- Stated exercise -
Reproduce each record exactly.

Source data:

※

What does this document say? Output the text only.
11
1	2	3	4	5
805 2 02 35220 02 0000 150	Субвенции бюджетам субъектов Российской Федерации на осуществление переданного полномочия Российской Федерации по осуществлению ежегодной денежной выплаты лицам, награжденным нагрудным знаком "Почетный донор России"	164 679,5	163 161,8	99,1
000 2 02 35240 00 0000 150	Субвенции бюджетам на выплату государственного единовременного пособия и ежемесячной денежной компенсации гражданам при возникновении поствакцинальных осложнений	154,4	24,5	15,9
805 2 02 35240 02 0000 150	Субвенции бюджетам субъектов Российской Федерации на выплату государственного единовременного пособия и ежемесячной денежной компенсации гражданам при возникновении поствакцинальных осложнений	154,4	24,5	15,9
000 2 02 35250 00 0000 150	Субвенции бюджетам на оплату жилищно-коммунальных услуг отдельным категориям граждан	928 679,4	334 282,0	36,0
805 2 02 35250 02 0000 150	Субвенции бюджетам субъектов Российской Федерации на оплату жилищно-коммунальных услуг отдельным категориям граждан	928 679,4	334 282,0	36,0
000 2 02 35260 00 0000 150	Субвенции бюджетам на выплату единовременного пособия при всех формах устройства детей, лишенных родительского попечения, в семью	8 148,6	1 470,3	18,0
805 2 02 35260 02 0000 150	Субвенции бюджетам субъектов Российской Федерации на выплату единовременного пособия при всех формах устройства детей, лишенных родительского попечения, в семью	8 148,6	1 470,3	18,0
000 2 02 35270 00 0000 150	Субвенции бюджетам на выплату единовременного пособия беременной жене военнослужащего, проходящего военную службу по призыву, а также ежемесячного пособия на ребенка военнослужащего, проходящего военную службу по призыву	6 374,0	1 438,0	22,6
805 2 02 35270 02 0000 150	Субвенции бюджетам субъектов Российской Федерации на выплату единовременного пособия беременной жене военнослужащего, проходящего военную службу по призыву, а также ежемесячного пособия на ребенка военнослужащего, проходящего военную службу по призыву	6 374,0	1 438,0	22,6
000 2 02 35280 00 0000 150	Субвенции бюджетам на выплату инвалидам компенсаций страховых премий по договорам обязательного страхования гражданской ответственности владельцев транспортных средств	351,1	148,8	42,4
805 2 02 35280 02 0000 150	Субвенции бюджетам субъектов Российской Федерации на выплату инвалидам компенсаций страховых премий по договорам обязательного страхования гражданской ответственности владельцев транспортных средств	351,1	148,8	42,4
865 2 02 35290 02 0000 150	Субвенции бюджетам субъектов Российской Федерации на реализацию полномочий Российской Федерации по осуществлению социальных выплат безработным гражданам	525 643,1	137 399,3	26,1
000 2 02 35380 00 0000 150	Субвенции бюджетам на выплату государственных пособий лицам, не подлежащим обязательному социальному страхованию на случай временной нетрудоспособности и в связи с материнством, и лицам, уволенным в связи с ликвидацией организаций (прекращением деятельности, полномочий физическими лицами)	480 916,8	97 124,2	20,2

※

- Solution -
What does this document say? Output the text only.
11
1	2	3	4	5
805 2 02 35220 02 0000 150	Субвенции бюджетам субъектов Российской Федерации на осуществление переданного полномочия Российской Федерации по осуществлению ежегодной денежной выплаты лицам, награжденным нагрудным знаком "Почетный донор России"	164 679,5	163 161,8	99,1
000 2 02 35240 00 0000 150	Субвенции бюджетам на выплату государственного единовременного пособия и ежемесячной денежной компенсации гражданам при возникновении поствакцинальных осложнений	154,4	24,5	15,9
805 2 02 35240 02 0000 150	Субвенции бюджетам субъектов Российской Федерации на выплату государственного единовременного пособия и ежемесячной денежной компенсации гражданам при возникновении поствакцинальных осложнений	154,4	24,5	15,9
000 2 02 35250 00 0000 150	Субвенции бюджетам на оплату жилищно-коммунальных услуг отдельным категориям граждан	928 679,4	334 282,0	36,0
805 2 02 35250 02 0000 150	Субвенции бюджетам субъектов Российской Федерации на оплату жилищно-коммунальных услуг отдельным категориям граждан	928 679,4	334 282,0	36,0
000 2 02 35260 00 0000 150	Субвенции бюджетам на выплату единовременного пособия при всех формах устройства детей, лишенных родительского попечения, в семью	8 148,6	1 470,3	18,0
805 2 02 35260 02 0000 150	Субвенции бюджетам субъектов Российской Федерации на выплату единовременного пособия при всех формах устройства детей, лишенных родительского попечения, в семью	8 148,6	1 470,3	18,0
000 2 02 35270 00 0000 150	Субвенции бюджетам на выплату единовременного пособия беременной жене военнослужащего, проходящего военную службу по призыву, а также ежемесячного пособия на ребенка военнослужащего, проходящего военную службу по призыву	6 374,0	1 438,0	22,6
805 2 02 35270 02 0000 150	Субвенции бюджетам субъектов Российской Федерации на выплату единовременного пособия беременной жене военнослужащего, проходящего военную службу по призыву, а также ежемесячного пособия на ребенка военнослужащего, проходящего военную службу по призыву	6 374,0	1 438,0	22,6
000 2 02 35280 00 0000 150	Субвенции бюджетам на выплату инвалидам компенсаций страховых премий по договорам обязательного страхования гражданской ответственности владельцев транспортных средств	351,1	148,8	42,4
805 2 02 35280 02 0000 150	Субвенции бюджетам субъектов Российской Федерации на выплату инвалидам компенсаций страховых премий по договорам обязательного страхования гражданской ответственности владельцев транспортных средств	351,1	148,8	42,4
865 2 02 35290 02 0000 150	Субвенции бюджетам субъектов Российской Федерации на реализацию полномочий Российской Федерации по осуществлению социальных выплат безработным гражданам	525 643,1	137 399,3	26,1
000 2 02 35380 00 0000 150	Субвенции бюджетам на выплату государственных пособий лицам, не подлежащим обязательному социальному страхованию на случай временной нетрудоспособности и в связи с материнством, и лицам, уволенным в связи с ликвидацией организаций (прекращением деятельности, полномочий физическими лицами)	480 916,8	97 124,2	20,2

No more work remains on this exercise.